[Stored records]

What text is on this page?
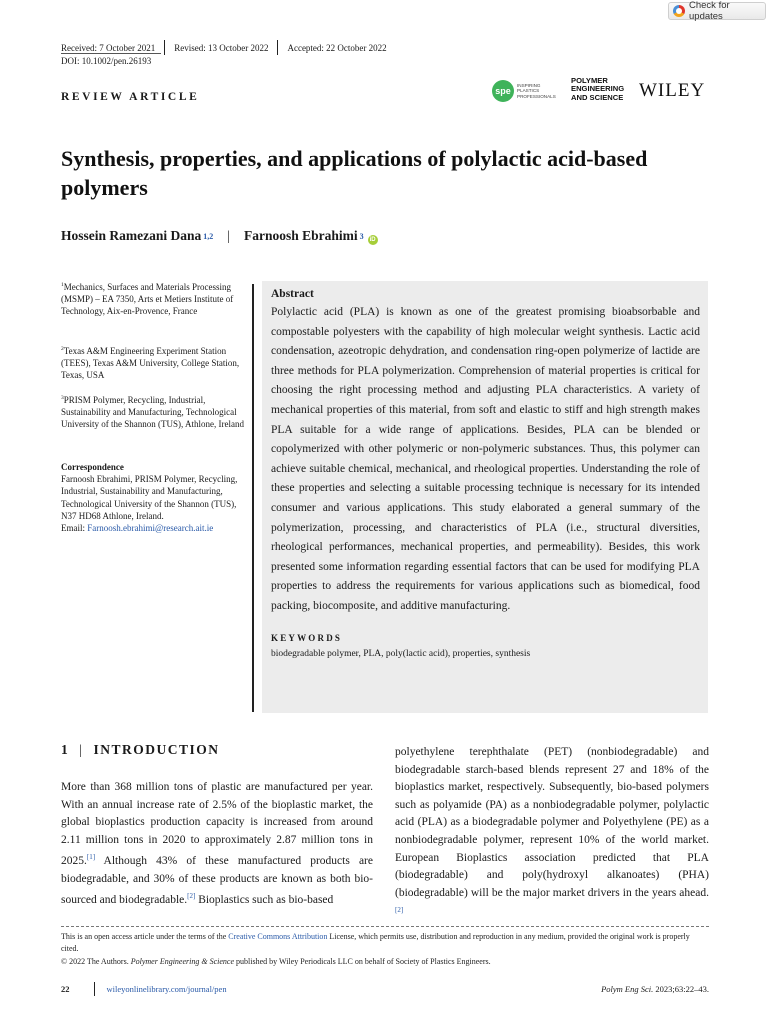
Check for updates
Received: 7 October 2021 Revised: 13 October 2022 Accepted: 22 October 2022
DOI: 10.1002/pen.26193
REVIEW ARTICLE	spe
INSPIRING PLASTICS PROFESSIONALS
POLYMER
ENGINEERING
AND SCIENCE WILEY
Synthesis, properties, and applications of polylactic acid-based polymers
Hossein Ramezani Dana $^{1,2}$ | Farnoosh Ebrahimi $^3$	iD
$^1$Mechanics, Surfaces and Materials Processing (MSMP) – EA 7350, Arts et Metiers Institute of Technology, Aix-en-Provence, France
$^2$Texas A&M Engineering Experiment Station (TEES), Texas A&M University, College Station, Texas, USA
$^3$PRISM Polymer, Recycling, Industrial, Sustainability and Manufacturing, Technological University of the Shannon (TUS), Athlone, Ireland
Correspondence
Farnoosh Ebrahimi, PRISM Polymer, Recycling, Industrial, Sustainability and Manufacturing, Technological University of the Shannon (TUS), N37 HD68 Athlone, Ireland.
Email: Farnoosh.ebrahimi@research.ait.ie
Abstract

Polylactic acid (PLA) is known as one of the greatest promising bioabsorbable and compostable polyesters with the capability of high molecular weight synthesis. Lactic acid condensation, azeotropic dehydration, and condensation ring-open polymerize of lactide are three methods for PLA polymerization. Comprehension of material properties is critical for choosing the right processing method and adjusting PLA characteristics. A variety of mechanical properties of this material, from soft and elastic to stiff and high strength makes PLA suitable for a wide range of applications. Besides, PLA can be blended or copolymerized with other polymeric or non-polymeric substances. Thus, this polymer can achieve suitable chemical, mechanical, and rheological properties. Understanding the role of these properties and selecting a suitable processing technique is necessary for its intended consumer and various applications. This study elaborated a general summary of the polymerization, processing, and characteristics of PLA (i.e., structural diversities, rheological performances, mechanical properties, and permeability). Besides, this work presented some information regarding essential factors that can be used for modifying PLA properties to address the requirements for various applications such as biomedical, food packing, biocomposite, and additive manufacturing.

KEYWORDS
biodegradable polymer, PLA, poly(lactic acid), properties, synthesis
1 | INTRODUCTION

More than 368 million tons of plastic are manufactured per year. With an annual increase rate of 2.5% of the bioplastic market, the global bioplastics production capacity is increased from around 2.11 million tons in 2020 to approximately 2.87 million tons in 2025.[1] Although 43% of these manufactured products are biodegradable, and 30% of these products are known as both bio-sourced and biodegradable.[2] Bioplastics such as bio-based

polyethylene terephthalate (PET) (nonbiodegradable) and biodegradable starch-based blends represent 27 and 18% of the bioplastics market, respectively. Subsequently, bio-based polymers such as polyamide (PA) as a nonbiodegradable polymer, polylactic acid (PLA) as a biodegradable polymer and Polyethylene (PE) as a nonbiodegradable polymer, represent 10% of the world market. European Bioplastics association predicted that PLA (biodegradable) and poly(hydroxyl alkanoates) (PHA) (biodegradable) will be the major market drivers in the years ahead.[2]

This is an open access article under the terms of the Creative Commons Attribution License, which permits use, distribution and reproduction in any medium, provided the original work is properly cited.
© 2022 The Authors. Polymer Engineering & Science published by Wiley Periodicals LLC on behalf of Society of Plastics Engineers.
22	wileyonlinelibrary.com/journal/pen	Polym Eng Sci. 2023;63:22–43.
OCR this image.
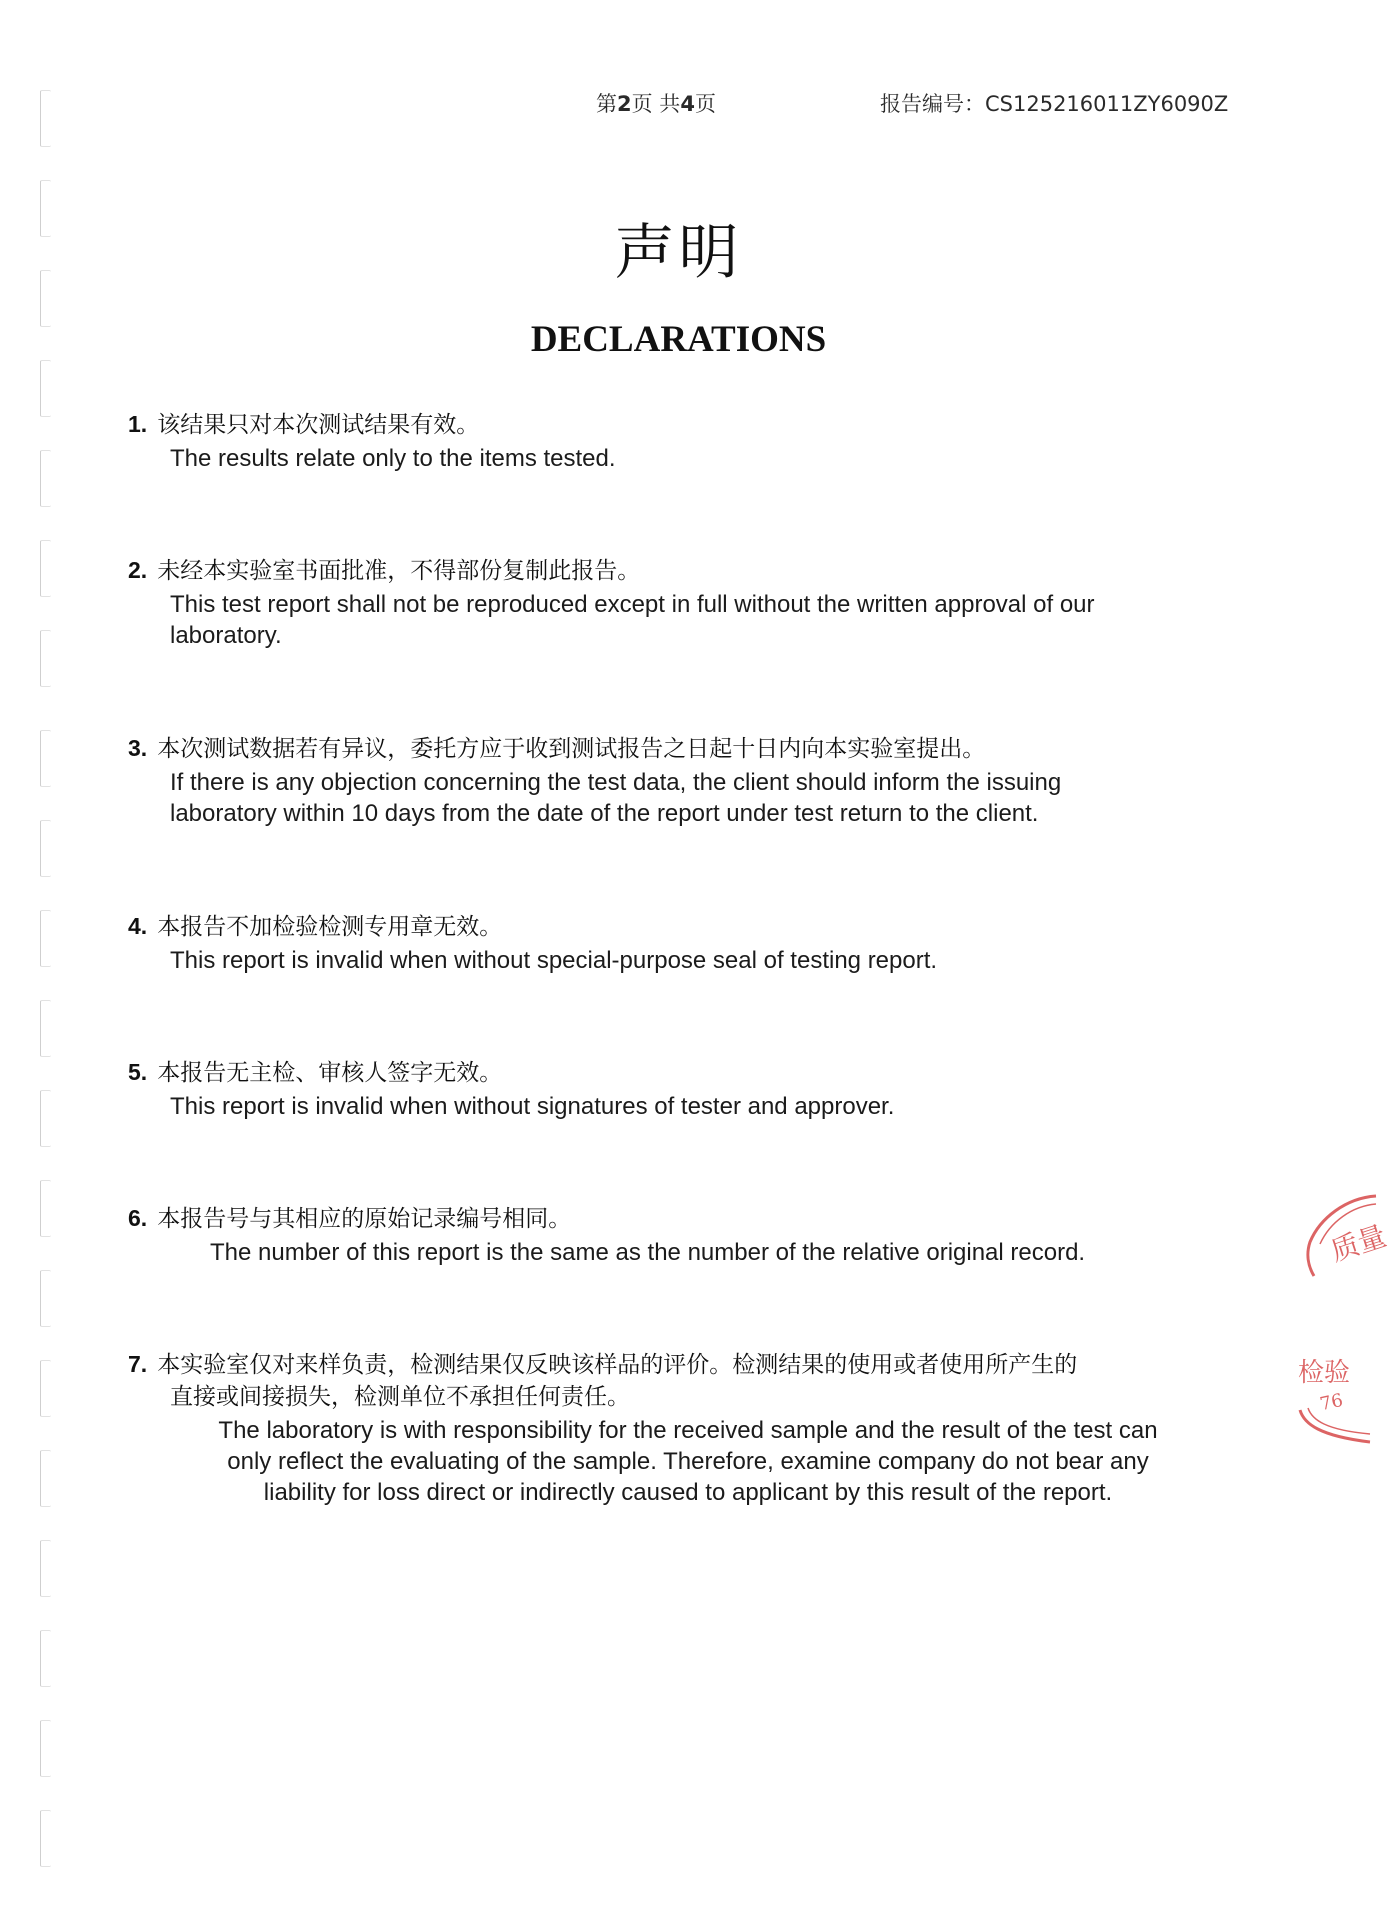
第2页 共4页	报告编号：CS125216011ZY6090Z
声明
DECLARATIONS
1. 该结果只对本次测试结果有效。
The results relate only to the items tested.
2. 未经本实验室书面批准，不得部份复制此报告。
This test report shall not be reproduced except in full without the written approval of our
laboratory.
3. 本次测试数据若有异议，委托方应于收到测试报告之日起十日内向本实验室提出。
If there is any objection concerning the test data, the client should inform the issuing
laboratory within 10 days from the date of the report under test return to the client.
4. 本报告不加检验检测专用章无效。
This report is invalid when without special-purpose seal of testing report.
5. 本报告无主检、审核人签字无效。
This report is invalid when without signatures of tester and approver.
6. 本报告号与其相应的原始记录编号相同。
The number of this report is the same as the number of the relative original record.
7. 本实验室仅对来样负责，检测结果仅反映该样品的评价。检测结果的使用或者使用所产生的
直接或间接损失，检测单位不承担任何责任。
The laboratory is with responsibility for the received sample and the result of the test can
only reflect the evaluating of the sample. Therefore, examine company do not bear any
liability for loss direct or indirectly caused to applicant by this result of the report.
质量
检验
76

▶ **Instructions for the task**: Find the word "when" in the entries, and copy every line it shows up in.

▶ **Response to this exercise**:
This report is invalid when without special-purpose seal of testing report.
This report is invalid when without signatures of tester and approver.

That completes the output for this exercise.